[Extracted records]
• • • •
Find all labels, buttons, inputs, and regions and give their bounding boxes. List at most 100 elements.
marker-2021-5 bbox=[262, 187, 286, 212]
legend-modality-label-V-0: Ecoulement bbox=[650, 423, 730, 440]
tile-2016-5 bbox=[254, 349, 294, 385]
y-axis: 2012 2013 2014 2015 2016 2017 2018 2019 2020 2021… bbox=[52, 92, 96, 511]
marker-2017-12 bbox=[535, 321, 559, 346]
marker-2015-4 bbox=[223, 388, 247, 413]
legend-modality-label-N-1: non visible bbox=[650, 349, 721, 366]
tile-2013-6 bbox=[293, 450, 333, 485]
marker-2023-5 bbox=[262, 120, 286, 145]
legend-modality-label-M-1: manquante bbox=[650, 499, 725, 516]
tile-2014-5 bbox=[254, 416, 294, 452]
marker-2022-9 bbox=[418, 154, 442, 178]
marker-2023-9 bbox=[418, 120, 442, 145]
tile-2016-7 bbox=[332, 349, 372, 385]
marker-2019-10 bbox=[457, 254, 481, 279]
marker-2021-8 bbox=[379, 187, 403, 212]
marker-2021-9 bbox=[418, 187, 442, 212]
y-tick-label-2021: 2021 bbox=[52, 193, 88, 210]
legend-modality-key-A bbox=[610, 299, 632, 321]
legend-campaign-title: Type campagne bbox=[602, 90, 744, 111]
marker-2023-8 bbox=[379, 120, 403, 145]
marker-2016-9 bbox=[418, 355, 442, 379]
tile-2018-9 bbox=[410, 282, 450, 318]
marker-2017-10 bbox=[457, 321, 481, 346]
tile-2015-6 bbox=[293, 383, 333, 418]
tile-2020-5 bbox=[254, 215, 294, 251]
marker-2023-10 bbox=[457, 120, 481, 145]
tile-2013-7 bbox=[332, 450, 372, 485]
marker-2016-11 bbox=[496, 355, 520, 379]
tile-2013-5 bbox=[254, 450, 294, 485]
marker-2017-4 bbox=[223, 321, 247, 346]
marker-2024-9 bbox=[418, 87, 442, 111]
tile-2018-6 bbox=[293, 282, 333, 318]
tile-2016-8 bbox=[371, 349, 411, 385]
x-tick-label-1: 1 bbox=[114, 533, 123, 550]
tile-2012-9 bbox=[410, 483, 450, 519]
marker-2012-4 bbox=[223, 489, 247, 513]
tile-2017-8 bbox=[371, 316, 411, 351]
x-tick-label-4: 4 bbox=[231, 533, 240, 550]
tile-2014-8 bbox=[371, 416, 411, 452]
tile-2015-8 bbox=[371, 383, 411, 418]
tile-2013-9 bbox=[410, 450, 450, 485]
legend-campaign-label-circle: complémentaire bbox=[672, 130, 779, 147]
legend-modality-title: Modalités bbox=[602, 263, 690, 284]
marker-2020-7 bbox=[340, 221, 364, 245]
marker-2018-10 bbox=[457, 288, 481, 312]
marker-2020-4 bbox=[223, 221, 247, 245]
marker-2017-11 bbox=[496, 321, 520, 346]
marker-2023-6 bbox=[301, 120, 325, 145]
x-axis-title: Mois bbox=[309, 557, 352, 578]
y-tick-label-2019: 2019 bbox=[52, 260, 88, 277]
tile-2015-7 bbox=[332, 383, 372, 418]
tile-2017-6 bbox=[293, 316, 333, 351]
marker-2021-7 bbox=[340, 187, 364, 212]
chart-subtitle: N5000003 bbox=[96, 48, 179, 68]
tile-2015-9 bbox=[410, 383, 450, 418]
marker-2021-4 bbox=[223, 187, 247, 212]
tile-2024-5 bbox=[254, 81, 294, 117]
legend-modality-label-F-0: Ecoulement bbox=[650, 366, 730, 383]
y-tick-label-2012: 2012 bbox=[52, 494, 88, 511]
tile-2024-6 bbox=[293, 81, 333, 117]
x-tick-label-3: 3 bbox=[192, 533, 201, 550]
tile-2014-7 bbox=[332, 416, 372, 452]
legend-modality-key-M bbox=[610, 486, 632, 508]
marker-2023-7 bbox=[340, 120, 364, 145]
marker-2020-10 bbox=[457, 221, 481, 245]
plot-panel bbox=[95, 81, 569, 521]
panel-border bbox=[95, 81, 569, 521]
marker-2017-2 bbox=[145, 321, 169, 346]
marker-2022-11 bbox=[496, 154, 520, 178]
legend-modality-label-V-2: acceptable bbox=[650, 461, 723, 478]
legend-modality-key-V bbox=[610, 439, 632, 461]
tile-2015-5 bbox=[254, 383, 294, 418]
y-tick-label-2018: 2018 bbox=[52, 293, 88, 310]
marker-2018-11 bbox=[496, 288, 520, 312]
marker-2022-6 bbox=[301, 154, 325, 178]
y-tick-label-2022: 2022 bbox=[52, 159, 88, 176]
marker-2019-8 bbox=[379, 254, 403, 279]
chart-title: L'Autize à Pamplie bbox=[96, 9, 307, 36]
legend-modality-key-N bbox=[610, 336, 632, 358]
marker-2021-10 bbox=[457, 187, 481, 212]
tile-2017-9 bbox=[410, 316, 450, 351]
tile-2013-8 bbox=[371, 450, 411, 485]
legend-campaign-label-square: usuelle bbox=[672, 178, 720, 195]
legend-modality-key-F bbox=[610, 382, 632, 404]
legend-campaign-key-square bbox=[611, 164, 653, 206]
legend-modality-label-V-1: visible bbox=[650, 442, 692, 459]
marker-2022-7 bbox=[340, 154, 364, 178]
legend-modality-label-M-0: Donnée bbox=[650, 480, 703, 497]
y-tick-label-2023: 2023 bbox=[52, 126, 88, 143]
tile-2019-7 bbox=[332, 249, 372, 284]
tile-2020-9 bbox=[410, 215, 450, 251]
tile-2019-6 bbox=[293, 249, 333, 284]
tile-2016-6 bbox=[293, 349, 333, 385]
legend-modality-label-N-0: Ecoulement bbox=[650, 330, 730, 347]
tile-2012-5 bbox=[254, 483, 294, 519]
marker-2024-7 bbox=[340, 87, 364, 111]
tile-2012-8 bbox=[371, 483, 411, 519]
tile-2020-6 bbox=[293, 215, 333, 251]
• • • •
- [Instructions to follow]: Arrange every item above as a Markdown table with the columns "No." and "Line," giving each row a number and the line itself. Leave out any blank lines.

- [The reply]:
| No. | Line |
|---|---|
| 1 | Find all labels, buttons, inputs, and regions and give their bounding boxes. List at most 100 elements. |
| 2 | marker-2021-5 bbox=[262, 187, 286, 212] |
| 3 | legend-modality-label-V-0: Ecoulement bbox=[650, 423, 730, 440] |
| 4 | tile-2016-5 bbox=[254, 349, 294, 385] |
| 5 | y-axis: 2012 2013 2014 2015 2016 2017 2018 2019 2020 2021… bbox=[52, 92, 96, 511] |
| 6 | marker-2017-12 bbox=[535, 321, 559, 346] |
| 7 | marker-2015-4 bbox=[223, 388, 247, 413] |
| 8 | legend-modality-label-N-1: non visible bbox=[650, 349, 721, 366] |
| 9 | tile-2013-6 bbox=[293, 450, 333, 485] |
| 10 | marker-2023-5 bbox=[262, 120, 286, 145] |
| 11 | legend-modality-label-M-1: manquante bbox=[650, 499, 725, 516] |
| 12 | tile-2014-5 bbox=[254, 416, 294, 452] |
| 13 | marker-2022-9 bbox=[418, 154, 442, 178] |
| 14 | marker-2023-9 bbox=[418, 120, 442, 145] |
| 15 | tile-2016-7 bbox=[332, 349, 372, 385] |
| 16 | marker-2019-10 bbox=[457, 254, 481, 279] |
| 17 | marker-2021-8 bbox=[379, 187, 403, 212] |
| 18 | marker-2021-9 bbox=[418, 187, 442, 212] |
| 19 | y-tick-label-2021: 2021 bbox=[52, 193, 88, 210] |
| 20 | legend-modality-key-A bbox=[610, 299, 632, 321] |
| 21 | legend-campaign-title: Type campagne bbox=[602, 90, 744, 111] |
| 22 | marker-2023-8 bbox=[379, 120, 403, 145] |
| 23 | marker-2016-9 bbox=[418, 355, 442, 379] |
| 24 | tile-2018-9 bbox=[410, 282, 450, 318] |
| 25 | marker-2017-10 bbox=[457, 321, 481, 346] |
| 26 | tile-2015-6 bbox=[293, 383, 333, 418] |
| 27 | tile-2020-5 bbox=[254, 215, 294, 251] |
| 28 | marker-2023-10 bbox=[457, 120, 481, 145] |
| 29 | tile-2013-7 bbox=[332, 450, 372, 485] |
| 30 | marker-2016-11 bbox=[496, 355, 520, 379] |
| 31 | tile-2013-5 bbox=[254, 450, 294, 485] |
| 32 | marker-2017-4 bbox=[223, 321, 247, 346] |
| 33 | marker-2024-9 bbox=[418, 87, 442, 111] |
| 34 | tile-2018-6 bbox=[293, 282, 333, 318] |
| 35 | tile-2016-8 bbox=[371, 349, 411, 385] |
| 36 | x-tick-label-1: 1 bbox=[114, 533, 123, 550] |
| 37 | tile-2012-9 bbox=[410, 483, 450, 519] |
| 38 | marker-2012-4 bbox=[223, 489, 247, 513] |
| 39 | tile-2017-8 bbox=[371, 316, 411, 351] |
| 40 | x-tick-label-4: 4 bbox=[231, 533, 240, 550] |
| 41 | tile-2014-8 bbox=[371, 416, 411, 452] |
| 42 | tile-2015-8 bbox=[371, 383, 411, 418] |
| 43 | tile-2013-9 bbox=[410, 450, 450, 485] |
| 44 | legend-campaign-label-circle: complémentaire bbox=[672, 130, 779, 147] |
| 45 | legend-modality-title: Modalités bbox=[602, 263, 690, 284] |
| 46 | marker-2020-7 bbox=[340, 221, 364, 245] |
| 47 | marker-2018-10 bbox=[457, 288, 481, 312] |
| 48 | marker-2020-4 bbox=[223, 221, 247, 245] |
| 49 | marker-2017-11 bbox=[496, 321, 520, 346] |
| 50 | marker-2023-6 bbox=[301, 120, 325, 145] |
| 51 | x-axis-title: Mois bbox=[309, 557, 352, 578] |
| 52 | y-tick-label-2019: 2019 bbox=[52, 260, 88, 277] |
| 53 | tile-2015-7 bbox=[332, 383, 372, 418] |
| 54 | tile-2017-6 bbox=[293, 316, 333, 351] |
| 55 | marker-2021-7 bbox=[340, 187, 364, 212] |
| 56 | chart-subtitle: N5000003 bbox=[96, 48, 179, 68] |
| 57 | tile-2015-9 bbox=[410, 383, 450, 418] |
| 58 | marker-2021-4 bbox=[223, 187, 247, 212] |
| 59 | tile-2024-5 bbox=[254, 81, 294, 117] |
| 60 | legend-modality-label-F-0: Ecoulement bbox=[650, 366, 730, 383] |
| 61 | y-tick-label-2012: 2012 bbox=[52, 494, 88, 511] |
| 62 | tile-2024-6 bbox=[293, 81, 333, 117] |
| 63 | x-tick-label-3: 3 bbox=[192, 533, 201, 550] |
| 64 | tile-2014-7 bbox=[332, 416, 372, 452] |
| 65 | legend-modality-key-M bbox=[610, 486, 632, 508] |
| 66 | marker-2023-7 bbox=[340, 120, 364, 145] |
| 67 | marker-2020-10 bbox=[457, 221, 481, 245] |
| 68 | plot-panel bbox=[95, 81, 569, 521] |
| 69 | panel-border bbox=[95, 81, 569, 521] |
| 70 | marker-2017-2 bbox=[145, 321, 169, 346] |
| 71 | marker-2022-11 bbox=[496, 154, 520, 178] |
| 72 | legend-modality-label-V-2: acceptable bbox=[650, 461, 723, 478] |
| 73 | legend-modality-key-V bbox=[610, 439, 632, 461] |
| 74 | tile-2015-5 bbox=[254, 383, 294, 418] |
| 75 | y-tick-label-2018: 2018 bbox=[52, 293, 88, 310] |
| 76 | marker-2018-11 bbox=[496, 288, 520, 312] |
| 77 | marker-2022-6 bbox=[301, 154, 325, 178] |
| 78 | y-tick-label-2022: 2022 bbox=[52, 159, 88, 176] |
| 79 | marker-2019-8 bbox=[379, 254, 403, 279] |
| 80 | chart-title: L'Autize à Pamplie bbox=[96, 9, 307, 36] |
| 81 | legend-modality-key-N bbox=[610, 336, 632, 358] |
| 82 | marker-2021-10 bbox=[457, 187, 481, 212] |
| 83 | tile-2017-9 bbox=[410, 316, 450, 351] |
| 84 | tile-2013-8 bbox=[371, 450, 411, 485] |
| 85 | legend-campaign-label-square: usuelle bbox=[672, 178, 720, 195] |
| 86 | legend-modality-key-F bbox=[610, 382, 632, 404] |
| 87 | legend-campaign-key-square bbox=[611, 164, 653, 206] |
| 88 | legend-modality-label-V-1: visible bbox=[650, 442, 692, 459] |
| 89 | marker-2022-7 bbox=[340, 154, 364, 178] |
| 90 | legend-modality-label-M-0: Donnée bbox=[650, 480, 703, 497] |
| 91 | y-tick-label-2023: 2023 bbox=[52, 126, 88, 143] |
| 92 | tile-2019-7 bbox=[332, 249, 372, 284] |
| 93 | tile-2020-9 bbox=[410, 215, 450, 251] |
| 94 | tile-2019-6 bbox=[293, 249, 333, 284] |
| 95 | tile-2016-6 bbox=[293, 349, 333, 385] |
| 96 | legend-modality-label-N-0: Ecoulement bbox=[650, 330, 730, 347] |
| 97 | tile-2012-5 bbox=[254, 483, 294, 519] |
| 98 | marker-2024-7 bbox=[340, 87, 364, 111] |
| 99 | tile-2012-8 bbox=[371, 483, 411, 519] |
| 100 | tile-2020-6 bbox=[293, 215, 333, 251] |